■ **Source data**:
Begin
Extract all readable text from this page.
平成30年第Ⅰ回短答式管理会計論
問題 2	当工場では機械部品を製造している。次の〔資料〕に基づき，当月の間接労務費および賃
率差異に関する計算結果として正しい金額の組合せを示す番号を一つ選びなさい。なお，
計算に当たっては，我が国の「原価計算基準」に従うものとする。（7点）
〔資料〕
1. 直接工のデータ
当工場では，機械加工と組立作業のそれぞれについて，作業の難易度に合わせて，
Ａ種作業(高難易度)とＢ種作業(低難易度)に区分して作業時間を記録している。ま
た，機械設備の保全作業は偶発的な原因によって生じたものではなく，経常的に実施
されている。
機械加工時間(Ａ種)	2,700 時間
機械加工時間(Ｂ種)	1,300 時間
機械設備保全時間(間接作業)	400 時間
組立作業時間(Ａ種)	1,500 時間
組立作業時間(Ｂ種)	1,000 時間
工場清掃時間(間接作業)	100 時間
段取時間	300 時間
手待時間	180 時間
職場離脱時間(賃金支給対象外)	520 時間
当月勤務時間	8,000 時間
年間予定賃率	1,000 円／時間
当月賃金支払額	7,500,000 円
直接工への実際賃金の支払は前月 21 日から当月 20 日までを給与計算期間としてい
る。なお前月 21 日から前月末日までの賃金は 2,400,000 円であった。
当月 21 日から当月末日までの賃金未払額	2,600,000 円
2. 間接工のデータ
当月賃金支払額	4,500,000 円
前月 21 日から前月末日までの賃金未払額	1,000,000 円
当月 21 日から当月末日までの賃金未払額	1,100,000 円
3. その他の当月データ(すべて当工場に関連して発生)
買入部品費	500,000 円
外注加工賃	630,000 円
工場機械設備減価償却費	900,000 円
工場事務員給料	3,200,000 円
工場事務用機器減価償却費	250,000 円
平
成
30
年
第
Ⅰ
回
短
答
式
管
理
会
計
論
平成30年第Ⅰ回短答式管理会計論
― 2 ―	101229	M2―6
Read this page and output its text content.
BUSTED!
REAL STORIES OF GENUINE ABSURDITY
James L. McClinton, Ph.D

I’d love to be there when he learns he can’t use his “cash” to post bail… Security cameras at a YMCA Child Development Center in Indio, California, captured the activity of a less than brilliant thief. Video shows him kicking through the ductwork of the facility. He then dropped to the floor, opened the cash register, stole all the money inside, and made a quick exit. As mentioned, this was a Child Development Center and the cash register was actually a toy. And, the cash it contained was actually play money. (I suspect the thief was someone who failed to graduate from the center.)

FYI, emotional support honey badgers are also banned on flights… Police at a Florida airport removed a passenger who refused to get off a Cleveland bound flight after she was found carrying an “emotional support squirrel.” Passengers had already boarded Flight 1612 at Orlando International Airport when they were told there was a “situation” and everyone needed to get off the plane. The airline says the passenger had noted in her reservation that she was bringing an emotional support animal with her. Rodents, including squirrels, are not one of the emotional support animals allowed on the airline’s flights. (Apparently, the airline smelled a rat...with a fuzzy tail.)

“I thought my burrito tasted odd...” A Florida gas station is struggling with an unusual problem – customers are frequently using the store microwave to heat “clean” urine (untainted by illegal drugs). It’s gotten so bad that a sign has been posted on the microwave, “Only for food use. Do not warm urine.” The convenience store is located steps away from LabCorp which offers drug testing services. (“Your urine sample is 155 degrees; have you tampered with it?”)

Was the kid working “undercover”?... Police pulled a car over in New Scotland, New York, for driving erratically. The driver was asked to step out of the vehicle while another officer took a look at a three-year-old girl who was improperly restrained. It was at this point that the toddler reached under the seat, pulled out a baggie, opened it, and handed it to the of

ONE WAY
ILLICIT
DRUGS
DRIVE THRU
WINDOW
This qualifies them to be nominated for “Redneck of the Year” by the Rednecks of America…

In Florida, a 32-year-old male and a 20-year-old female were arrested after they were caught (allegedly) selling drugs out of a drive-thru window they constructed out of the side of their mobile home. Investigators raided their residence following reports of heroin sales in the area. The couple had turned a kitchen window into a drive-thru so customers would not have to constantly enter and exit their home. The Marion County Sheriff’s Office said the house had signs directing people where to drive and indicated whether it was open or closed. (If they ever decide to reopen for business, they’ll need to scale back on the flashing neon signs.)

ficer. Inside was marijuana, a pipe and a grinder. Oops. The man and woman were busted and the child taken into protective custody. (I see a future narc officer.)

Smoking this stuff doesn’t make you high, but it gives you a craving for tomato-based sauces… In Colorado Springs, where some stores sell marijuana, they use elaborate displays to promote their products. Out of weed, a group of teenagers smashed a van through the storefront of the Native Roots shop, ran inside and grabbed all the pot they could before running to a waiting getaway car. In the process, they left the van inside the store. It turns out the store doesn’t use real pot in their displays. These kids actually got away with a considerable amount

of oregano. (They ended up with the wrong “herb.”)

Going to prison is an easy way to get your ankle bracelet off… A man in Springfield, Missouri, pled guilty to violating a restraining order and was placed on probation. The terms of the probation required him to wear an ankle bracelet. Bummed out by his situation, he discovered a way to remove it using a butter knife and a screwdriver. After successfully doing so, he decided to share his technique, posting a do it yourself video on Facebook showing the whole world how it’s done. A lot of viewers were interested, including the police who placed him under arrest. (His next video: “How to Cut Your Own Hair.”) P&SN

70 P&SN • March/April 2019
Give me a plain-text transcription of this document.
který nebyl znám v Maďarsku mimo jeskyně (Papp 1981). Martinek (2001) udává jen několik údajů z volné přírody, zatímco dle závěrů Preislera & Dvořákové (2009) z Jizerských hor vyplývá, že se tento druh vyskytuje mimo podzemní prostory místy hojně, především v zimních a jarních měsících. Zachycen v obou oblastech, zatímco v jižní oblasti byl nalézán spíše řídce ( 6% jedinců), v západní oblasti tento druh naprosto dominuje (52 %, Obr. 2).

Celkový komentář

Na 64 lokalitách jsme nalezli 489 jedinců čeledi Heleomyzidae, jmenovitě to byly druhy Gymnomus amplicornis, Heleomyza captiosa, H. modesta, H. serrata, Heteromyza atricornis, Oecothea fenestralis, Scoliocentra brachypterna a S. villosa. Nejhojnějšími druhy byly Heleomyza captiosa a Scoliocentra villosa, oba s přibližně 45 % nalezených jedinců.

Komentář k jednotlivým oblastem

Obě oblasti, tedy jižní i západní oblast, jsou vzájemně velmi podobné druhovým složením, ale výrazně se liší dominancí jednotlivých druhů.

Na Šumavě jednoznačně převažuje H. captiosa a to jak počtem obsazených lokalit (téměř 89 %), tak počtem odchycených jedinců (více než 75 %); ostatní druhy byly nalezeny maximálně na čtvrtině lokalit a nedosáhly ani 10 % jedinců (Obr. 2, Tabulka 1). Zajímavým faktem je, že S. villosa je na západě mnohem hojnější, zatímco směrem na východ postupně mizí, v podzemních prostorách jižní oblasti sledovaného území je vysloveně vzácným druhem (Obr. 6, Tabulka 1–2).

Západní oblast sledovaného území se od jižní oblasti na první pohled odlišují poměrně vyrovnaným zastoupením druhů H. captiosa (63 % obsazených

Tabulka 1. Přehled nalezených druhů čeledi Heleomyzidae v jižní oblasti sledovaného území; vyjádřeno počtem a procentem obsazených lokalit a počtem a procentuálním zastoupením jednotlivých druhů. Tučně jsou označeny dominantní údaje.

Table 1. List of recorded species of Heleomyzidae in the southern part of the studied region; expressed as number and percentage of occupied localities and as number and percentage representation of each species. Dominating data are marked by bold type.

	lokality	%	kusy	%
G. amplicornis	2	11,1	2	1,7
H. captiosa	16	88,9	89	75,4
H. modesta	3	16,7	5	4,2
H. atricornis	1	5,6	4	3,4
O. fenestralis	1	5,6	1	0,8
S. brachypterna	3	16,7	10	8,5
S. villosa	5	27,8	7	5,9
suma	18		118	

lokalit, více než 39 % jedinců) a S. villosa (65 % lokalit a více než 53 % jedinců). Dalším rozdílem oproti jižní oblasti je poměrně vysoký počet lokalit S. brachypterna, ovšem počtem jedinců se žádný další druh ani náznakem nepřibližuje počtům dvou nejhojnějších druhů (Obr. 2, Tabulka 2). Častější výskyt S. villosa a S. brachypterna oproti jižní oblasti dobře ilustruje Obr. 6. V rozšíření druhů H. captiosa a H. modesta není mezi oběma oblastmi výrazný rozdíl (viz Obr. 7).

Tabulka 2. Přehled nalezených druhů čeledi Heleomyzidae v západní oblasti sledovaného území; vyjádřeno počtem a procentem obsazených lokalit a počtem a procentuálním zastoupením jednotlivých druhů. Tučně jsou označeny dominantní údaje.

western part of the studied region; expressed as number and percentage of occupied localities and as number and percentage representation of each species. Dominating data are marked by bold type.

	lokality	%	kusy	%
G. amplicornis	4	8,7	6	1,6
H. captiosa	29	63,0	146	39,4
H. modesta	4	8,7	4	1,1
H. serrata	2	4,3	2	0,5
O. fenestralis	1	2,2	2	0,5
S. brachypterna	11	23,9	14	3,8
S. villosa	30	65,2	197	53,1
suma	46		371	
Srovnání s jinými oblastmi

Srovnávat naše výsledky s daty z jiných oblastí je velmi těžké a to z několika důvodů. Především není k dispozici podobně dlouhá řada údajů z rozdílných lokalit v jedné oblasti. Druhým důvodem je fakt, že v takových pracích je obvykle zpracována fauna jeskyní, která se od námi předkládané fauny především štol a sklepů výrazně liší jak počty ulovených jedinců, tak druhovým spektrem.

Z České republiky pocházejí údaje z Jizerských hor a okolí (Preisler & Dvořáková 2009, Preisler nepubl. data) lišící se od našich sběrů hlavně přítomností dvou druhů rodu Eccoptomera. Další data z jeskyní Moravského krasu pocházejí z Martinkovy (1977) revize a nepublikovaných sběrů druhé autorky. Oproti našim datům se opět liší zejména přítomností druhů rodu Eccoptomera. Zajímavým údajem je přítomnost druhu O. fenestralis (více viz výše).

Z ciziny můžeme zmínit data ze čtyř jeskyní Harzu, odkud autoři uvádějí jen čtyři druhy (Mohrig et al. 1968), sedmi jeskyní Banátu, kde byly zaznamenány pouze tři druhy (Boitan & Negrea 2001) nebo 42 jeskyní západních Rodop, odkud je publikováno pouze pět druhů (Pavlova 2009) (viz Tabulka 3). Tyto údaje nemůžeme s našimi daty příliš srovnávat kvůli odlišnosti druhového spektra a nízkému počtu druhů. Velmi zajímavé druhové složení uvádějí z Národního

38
End
■ **Goal of the exercise**:
Go through the material and copy out every line with "bold" in it.

■ **Answer to this task**:
Table 1. List of recorded species of Heleomyzidae in the southern part of the studied region; expressed as number and percentage of occupied localities and as number and percentage representation of each species. Dominating data are marked by bold type.
western part of the studied region; expressed as number and percentage of occupied localities and as number and percentage representation of each species. Dominating data are marked by bold type.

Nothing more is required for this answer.